## EXERCISE BRIEF
The records below must be transcribed exactly. Do not include the pictures.

------------

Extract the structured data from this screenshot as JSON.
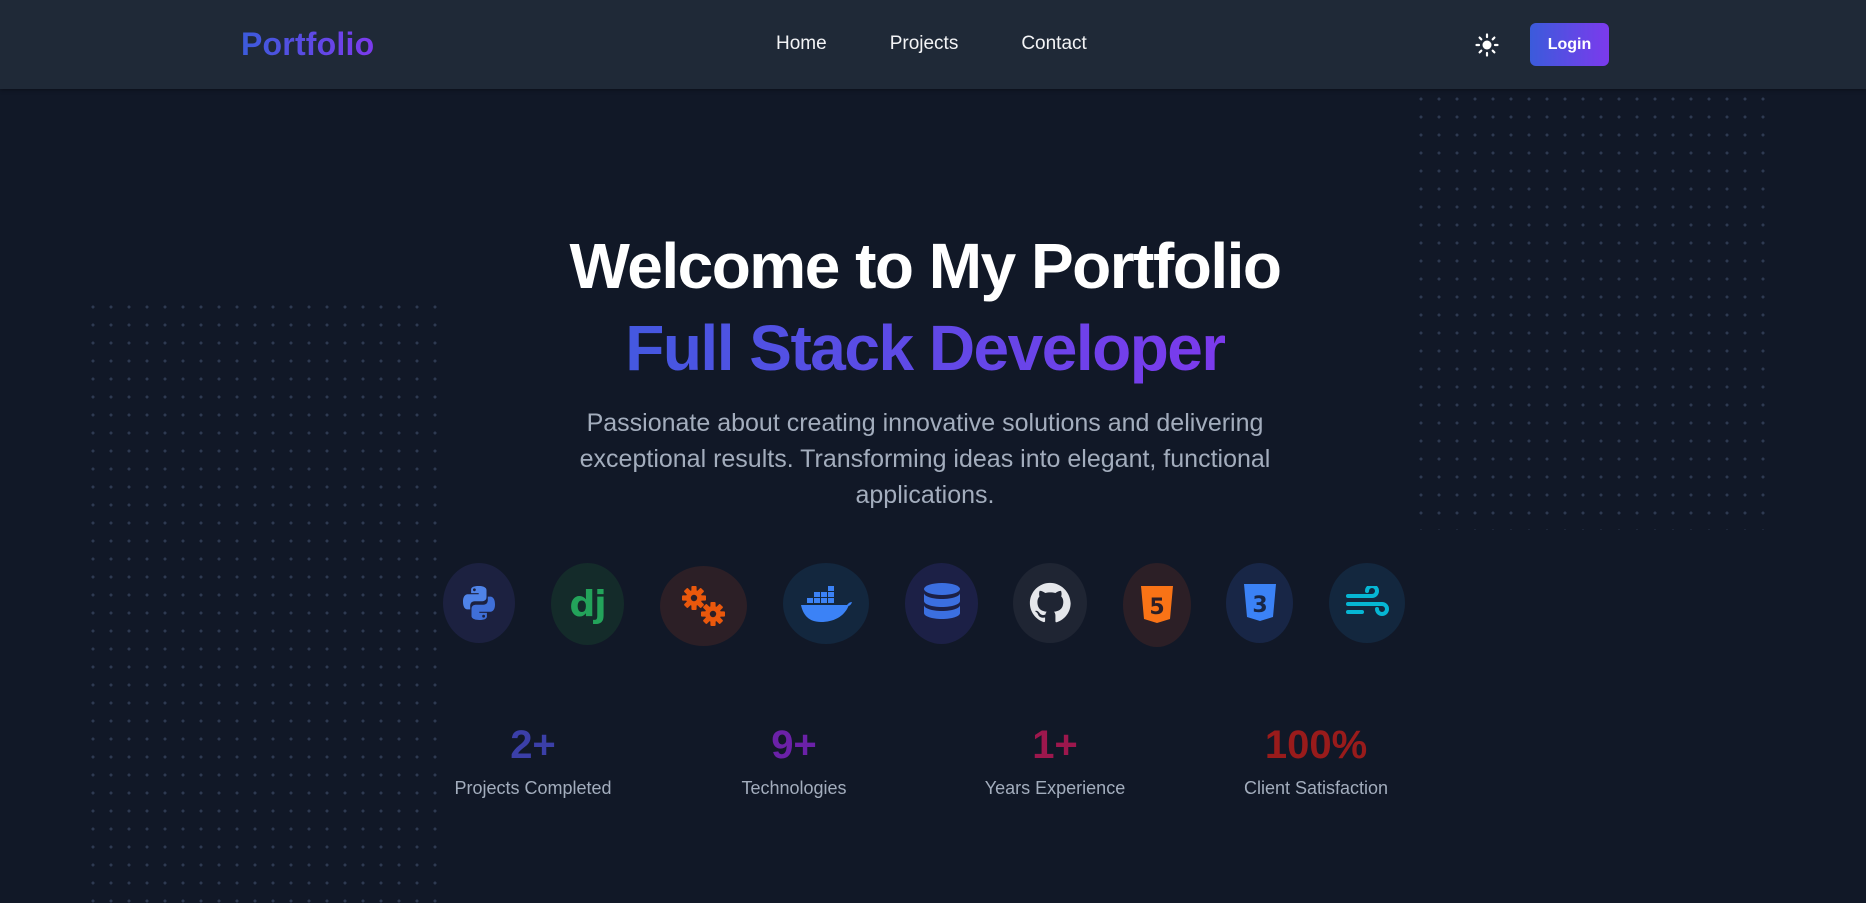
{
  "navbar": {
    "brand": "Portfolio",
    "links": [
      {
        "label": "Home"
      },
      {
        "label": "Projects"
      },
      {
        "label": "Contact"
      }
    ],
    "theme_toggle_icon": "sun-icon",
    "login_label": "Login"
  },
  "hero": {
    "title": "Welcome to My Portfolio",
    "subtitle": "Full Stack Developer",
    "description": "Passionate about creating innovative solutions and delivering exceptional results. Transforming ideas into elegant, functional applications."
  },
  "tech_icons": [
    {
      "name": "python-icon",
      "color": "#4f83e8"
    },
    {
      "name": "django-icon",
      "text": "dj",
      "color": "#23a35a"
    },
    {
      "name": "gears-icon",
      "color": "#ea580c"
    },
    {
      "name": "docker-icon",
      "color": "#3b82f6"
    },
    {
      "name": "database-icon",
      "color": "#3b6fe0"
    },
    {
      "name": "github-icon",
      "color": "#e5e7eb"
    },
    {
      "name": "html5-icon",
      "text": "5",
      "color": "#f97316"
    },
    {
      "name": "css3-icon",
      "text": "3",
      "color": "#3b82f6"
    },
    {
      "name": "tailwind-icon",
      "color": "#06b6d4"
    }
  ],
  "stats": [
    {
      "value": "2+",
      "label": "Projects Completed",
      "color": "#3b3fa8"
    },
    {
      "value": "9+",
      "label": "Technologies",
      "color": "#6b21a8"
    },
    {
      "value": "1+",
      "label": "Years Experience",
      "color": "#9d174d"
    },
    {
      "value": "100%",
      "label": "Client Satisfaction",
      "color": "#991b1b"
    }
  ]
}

------------

## ANSWER TO THE TASK
Extract the structured data from this screenshot as JSON.
{
  "navbar": {
    "brand": "Portfolio",
    "links": [
      {
        "label": "Home"
      },
      {
        "label": "Projects"
      },
      {
        "label": "Contact"
      }
    ],
    "theme_toggle_icon": "sun-icon",
    "login_label": "Login"
  },
  "hero": {
    "title": "Welcome to My Portfolio",
    "subtitle": "Full Stack Developer",
    "description": "Passionate about creating innovative solutions and delivering exceptional results. Transforming ideas into elegant, functional applications."
  },
  "tech_icons": [
    {
      "name": "python-icon",
      "color": "#4f83e8"
    },
    {
      "name": "django-icon",
      "text": "dj",
      "color": "#23a35a"
    },
    {
      "name": "gears-icon",
      "color": "#ea580c"
    },
    {
      "name": "docker-icon",
      "color": "#3b82f6"
    },
    {
      "name": "database-icon",
      "color": "#3b6fe0"
    },
    {
      "name": "github-icon",
      "color": "#e5e7eb"
    },
    {
      "name": "html5-icon",
      "text": "5",
      "color": "#f97316"
    },
    {
      "name": "css3-icon",
      "text": "3",
      "color": "#3b82f6"
    },
    {
      "name": "tailwind-icon",
      "color": "#06b6d4"
    }
  ],
  "stats": [
    {
      "value": "2+",
      "label": "Projects Completed",
      "color": "#3b3fa8"
    },
    {
      "value": "9+",
      "label": "Technologies",
      "color": "#6b21a8"
    },
    {
      "value": "1+",
      "label": "Years Experience",
      "color": "#9d174d"
    },
    {
      "value": "100%",
      "label": "Client Satisfaction",
      "color": "#991b1b"
    }
  ]
}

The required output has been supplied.